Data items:
════════

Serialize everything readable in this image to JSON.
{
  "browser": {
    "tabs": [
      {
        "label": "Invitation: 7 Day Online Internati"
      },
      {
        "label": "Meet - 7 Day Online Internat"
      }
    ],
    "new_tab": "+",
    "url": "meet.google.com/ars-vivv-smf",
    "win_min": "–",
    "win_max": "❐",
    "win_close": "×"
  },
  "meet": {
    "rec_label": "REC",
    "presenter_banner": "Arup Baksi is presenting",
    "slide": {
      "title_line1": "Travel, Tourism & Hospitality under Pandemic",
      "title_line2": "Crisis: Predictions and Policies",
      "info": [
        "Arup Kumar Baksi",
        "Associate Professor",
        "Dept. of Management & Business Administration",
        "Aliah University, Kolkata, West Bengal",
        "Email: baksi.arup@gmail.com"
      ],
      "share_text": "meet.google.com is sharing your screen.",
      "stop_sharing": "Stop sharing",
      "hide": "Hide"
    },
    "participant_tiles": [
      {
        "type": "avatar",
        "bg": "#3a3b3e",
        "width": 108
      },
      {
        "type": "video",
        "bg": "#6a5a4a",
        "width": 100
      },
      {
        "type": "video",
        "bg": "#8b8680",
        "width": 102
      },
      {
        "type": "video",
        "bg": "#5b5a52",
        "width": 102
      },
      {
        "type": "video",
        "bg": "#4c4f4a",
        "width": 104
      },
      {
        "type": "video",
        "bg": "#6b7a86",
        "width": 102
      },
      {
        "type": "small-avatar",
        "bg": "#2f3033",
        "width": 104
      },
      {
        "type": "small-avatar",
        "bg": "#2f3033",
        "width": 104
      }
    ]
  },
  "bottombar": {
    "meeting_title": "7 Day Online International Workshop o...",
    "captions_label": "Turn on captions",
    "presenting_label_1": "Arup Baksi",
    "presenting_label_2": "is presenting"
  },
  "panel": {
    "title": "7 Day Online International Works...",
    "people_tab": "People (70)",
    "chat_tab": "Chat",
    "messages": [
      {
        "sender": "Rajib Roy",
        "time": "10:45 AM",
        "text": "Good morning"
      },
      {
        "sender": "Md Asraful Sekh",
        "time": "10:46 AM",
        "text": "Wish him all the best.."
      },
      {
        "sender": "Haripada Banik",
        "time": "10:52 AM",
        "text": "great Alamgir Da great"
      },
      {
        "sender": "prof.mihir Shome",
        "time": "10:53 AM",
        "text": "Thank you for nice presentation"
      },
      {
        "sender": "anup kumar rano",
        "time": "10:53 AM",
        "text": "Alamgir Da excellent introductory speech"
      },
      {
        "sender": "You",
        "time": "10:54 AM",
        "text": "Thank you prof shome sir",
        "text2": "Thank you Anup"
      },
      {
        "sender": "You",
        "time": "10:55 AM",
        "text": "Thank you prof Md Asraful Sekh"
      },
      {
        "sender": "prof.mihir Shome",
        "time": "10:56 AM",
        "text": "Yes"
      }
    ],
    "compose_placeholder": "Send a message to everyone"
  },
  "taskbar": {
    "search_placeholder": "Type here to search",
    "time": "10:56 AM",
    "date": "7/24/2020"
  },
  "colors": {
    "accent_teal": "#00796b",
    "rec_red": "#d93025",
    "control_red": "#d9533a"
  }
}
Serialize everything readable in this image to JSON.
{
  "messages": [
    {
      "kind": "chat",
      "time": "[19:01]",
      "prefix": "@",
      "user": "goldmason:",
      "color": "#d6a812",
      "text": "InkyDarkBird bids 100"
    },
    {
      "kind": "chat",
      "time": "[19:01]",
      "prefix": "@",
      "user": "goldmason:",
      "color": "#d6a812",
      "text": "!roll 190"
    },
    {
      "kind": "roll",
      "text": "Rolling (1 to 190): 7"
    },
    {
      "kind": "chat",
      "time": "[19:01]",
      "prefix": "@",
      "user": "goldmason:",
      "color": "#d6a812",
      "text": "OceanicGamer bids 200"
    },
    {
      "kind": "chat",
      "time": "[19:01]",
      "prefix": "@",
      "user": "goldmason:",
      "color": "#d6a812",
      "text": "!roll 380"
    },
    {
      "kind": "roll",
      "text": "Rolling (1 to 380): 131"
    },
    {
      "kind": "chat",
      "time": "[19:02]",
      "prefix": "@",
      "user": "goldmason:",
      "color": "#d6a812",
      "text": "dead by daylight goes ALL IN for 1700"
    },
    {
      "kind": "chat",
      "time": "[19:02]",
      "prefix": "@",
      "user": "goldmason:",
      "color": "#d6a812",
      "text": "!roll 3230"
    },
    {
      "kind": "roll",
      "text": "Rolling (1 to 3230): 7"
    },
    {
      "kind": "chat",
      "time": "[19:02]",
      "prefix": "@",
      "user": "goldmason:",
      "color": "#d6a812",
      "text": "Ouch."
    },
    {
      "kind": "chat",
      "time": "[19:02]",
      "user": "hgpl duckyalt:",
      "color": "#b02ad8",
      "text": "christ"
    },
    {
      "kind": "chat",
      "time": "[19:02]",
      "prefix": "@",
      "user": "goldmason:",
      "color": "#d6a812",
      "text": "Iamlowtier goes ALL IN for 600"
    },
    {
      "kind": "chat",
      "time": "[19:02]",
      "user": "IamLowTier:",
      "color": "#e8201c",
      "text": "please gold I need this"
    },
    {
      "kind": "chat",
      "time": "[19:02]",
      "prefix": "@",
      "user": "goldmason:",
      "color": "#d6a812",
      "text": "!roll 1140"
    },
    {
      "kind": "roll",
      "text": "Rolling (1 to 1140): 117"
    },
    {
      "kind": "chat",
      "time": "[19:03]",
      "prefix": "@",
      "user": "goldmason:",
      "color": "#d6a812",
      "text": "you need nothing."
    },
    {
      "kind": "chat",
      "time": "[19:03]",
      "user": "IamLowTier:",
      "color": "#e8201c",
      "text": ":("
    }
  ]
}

════════

• Exercise instructions
How many lines in these entries hold the string "Alamgir"? Answer with the number alone.

• Result of this task
2